----- DATA PROVIDED -----

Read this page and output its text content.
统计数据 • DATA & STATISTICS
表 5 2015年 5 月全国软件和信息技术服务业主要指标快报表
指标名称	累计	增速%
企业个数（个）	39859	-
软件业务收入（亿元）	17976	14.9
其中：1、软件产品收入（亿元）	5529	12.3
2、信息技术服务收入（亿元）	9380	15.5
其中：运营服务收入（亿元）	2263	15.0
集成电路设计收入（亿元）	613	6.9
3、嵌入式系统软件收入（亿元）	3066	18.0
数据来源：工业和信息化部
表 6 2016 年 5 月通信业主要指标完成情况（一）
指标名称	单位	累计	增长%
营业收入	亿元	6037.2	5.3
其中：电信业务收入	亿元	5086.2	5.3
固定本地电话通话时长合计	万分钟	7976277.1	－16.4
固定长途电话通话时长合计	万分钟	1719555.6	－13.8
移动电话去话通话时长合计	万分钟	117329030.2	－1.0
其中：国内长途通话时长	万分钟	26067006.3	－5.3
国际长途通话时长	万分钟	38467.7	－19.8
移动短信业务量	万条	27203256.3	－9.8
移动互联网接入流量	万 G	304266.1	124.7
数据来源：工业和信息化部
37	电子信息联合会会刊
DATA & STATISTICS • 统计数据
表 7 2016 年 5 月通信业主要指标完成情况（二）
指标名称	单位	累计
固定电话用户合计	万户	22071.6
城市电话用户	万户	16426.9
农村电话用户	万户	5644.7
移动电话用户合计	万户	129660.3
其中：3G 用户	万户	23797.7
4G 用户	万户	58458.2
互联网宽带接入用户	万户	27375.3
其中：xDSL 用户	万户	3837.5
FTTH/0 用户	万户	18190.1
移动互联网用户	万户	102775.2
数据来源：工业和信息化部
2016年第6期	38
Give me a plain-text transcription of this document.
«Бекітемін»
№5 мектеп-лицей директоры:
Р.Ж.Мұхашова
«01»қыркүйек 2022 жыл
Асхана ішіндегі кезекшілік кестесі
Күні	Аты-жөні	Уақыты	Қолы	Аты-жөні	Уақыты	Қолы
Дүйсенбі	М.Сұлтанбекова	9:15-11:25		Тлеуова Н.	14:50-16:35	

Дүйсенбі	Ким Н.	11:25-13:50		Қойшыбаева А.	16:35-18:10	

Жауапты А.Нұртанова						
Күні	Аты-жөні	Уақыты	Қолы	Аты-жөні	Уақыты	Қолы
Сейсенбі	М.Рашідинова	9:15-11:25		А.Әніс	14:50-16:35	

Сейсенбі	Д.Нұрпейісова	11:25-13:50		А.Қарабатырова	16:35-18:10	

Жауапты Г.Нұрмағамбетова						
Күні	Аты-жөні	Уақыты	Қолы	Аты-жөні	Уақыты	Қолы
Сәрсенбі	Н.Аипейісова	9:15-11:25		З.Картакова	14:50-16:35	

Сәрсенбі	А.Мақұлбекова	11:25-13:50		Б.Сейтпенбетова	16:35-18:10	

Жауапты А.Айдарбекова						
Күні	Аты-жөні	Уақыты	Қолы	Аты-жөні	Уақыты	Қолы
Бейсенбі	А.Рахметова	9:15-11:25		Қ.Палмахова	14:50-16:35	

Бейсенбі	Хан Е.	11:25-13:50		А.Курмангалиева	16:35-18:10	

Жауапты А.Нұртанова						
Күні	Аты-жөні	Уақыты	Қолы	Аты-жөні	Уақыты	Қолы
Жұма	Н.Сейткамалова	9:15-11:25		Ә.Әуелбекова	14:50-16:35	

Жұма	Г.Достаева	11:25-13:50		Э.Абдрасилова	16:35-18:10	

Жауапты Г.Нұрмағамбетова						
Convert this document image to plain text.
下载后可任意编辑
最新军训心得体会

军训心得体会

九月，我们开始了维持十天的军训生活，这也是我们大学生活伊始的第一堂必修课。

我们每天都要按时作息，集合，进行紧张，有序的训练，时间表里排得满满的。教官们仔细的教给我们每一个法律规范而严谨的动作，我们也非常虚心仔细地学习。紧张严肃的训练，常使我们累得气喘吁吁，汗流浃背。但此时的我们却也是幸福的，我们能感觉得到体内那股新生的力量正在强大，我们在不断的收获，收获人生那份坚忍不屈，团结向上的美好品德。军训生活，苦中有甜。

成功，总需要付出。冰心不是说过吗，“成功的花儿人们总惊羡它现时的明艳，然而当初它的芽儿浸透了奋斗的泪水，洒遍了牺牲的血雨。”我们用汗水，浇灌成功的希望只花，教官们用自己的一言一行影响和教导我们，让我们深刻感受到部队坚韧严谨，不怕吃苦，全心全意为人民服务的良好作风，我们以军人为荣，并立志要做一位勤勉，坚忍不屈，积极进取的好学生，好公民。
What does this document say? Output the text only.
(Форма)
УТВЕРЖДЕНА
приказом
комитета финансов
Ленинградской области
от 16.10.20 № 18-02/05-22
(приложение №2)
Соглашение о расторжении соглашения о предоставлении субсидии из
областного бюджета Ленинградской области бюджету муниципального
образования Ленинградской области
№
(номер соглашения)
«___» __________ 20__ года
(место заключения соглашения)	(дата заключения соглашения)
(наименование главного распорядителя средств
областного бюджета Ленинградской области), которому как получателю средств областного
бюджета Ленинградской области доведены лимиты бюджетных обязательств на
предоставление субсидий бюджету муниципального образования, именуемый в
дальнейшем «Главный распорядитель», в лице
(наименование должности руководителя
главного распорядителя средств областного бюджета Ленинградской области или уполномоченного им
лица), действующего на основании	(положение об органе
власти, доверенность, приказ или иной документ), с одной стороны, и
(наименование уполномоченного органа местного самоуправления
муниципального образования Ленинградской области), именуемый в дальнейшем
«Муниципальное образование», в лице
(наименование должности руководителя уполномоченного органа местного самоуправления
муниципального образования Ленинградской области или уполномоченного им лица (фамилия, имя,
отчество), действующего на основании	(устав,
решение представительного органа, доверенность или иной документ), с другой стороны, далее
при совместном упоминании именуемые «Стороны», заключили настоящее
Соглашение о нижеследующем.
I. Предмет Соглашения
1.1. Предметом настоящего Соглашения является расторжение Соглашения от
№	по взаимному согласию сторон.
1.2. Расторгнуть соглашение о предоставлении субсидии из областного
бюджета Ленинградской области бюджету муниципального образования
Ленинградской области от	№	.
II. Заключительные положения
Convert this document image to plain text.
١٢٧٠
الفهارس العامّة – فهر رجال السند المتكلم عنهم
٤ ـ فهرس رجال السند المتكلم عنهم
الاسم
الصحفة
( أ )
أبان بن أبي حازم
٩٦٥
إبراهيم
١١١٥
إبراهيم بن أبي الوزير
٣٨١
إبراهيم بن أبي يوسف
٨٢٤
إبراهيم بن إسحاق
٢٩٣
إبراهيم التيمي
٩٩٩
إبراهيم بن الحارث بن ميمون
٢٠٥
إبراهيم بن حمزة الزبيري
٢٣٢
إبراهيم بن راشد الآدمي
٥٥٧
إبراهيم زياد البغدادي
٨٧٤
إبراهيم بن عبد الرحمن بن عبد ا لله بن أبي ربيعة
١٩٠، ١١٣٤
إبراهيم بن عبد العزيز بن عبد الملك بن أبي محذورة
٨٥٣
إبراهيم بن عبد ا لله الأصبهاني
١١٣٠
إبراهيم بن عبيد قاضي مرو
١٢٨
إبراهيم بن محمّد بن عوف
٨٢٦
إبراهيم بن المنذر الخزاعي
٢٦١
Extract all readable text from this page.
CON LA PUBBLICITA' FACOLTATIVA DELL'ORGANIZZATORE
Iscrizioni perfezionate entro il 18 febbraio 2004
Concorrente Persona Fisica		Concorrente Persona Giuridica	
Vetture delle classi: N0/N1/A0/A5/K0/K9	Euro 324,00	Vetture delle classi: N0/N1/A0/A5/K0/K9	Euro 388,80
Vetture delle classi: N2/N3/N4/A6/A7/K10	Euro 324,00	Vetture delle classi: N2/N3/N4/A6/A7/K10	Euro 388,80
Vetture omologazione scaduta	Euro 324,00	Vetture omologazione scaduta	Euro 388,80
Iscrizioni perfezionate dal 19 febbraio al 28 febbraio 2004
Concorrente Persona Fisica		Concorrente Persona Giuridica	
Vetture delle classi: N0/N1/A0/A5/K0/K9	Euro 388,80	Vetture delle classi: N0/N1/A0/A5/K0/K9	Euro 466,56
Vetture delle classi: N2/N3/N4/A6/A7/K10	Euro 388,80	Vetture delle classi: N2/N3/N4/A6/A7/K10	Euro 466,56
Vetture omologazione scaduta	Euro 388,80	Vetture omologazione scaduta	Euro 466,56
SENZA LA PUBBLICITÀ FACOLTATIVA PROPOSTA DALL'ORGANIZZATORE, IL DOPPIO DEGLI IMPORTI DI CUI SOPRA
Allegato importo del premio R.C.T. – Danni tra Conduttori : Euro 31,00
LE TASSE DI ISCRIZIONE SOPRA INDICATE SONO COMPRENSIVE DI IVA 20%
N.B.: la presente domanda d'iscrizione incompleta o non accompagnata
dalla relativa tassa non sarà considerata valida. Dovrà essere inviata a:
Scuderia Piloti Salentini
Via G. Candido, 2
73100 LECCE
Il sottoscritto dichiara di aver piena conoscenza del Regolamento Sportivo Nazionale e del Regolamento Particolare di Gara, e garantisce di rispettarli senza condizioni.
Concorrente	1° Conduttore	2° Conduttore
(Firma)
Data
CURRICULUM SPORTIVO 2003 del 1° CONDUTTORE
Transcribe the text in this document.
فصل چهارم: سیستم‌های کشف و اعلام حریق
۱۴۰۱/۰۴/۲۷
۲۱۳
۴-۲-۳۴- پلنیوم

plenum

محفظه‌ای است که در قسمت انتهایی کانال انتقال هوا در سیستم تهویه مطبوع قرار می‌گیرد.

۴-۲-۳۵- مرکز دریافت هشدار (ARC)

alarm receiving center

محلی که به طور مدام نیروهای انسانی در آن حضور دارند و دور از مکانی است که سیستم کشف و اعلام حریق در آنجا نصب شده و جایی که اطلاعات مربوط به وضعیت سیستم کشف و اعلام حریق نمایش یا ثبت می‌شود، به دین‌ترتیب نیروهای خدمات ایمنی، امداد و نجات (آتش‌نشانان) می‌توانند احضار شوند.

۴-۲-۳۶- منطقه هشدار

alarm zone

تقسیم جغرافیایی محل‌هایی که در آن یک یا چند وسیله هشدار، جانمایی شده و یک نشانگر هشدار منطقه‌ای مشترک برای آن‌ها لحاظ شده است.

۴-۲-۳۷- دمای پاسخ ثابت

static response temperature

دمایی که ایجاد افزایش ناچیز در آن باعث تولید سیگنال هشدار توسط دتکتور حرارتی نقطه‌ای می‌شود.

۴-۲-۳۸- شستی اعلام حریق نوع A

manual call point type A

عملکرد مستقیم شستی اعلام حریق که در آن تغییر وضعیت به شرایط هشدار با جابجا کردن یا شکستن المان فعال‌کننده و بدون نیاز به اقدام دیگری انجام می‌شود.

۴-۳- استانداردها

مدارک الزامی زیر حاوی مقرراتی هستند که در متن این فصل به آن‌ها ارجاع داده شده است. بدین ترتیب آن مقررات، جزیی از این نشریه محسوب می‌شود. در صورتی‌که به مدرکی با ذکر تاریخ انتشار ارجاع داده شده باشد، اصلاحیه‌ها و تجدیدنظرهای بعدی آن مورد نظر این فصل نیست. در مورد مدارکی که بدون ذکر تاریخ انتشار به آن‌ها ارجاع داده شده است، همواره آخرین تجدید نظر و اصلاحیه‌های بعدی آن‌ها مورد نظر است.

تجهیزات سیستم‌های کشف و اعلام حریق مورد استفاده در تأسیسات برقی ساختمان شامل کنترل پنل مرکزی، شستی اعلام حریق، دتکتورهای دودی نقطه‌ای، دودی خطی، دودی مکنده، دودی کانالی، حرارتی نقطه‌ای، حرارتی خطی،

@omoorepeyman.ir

-----

● **GOAL**:
Track down the lines that include the word "SOPRA" and copy them.

● **TASK ANSWER**:
SENZA LA PUBBLICITÀ FACOLTATIVA PROPOSTA DALL'ORGANIZZATORE, IL DOPPIO DEGLI IMPORTI DI CUI SOPRA
LE TASSE DI ISCRIZIONE SOPRA INDICATE SONO COMPRENSIVE DI IVA 20%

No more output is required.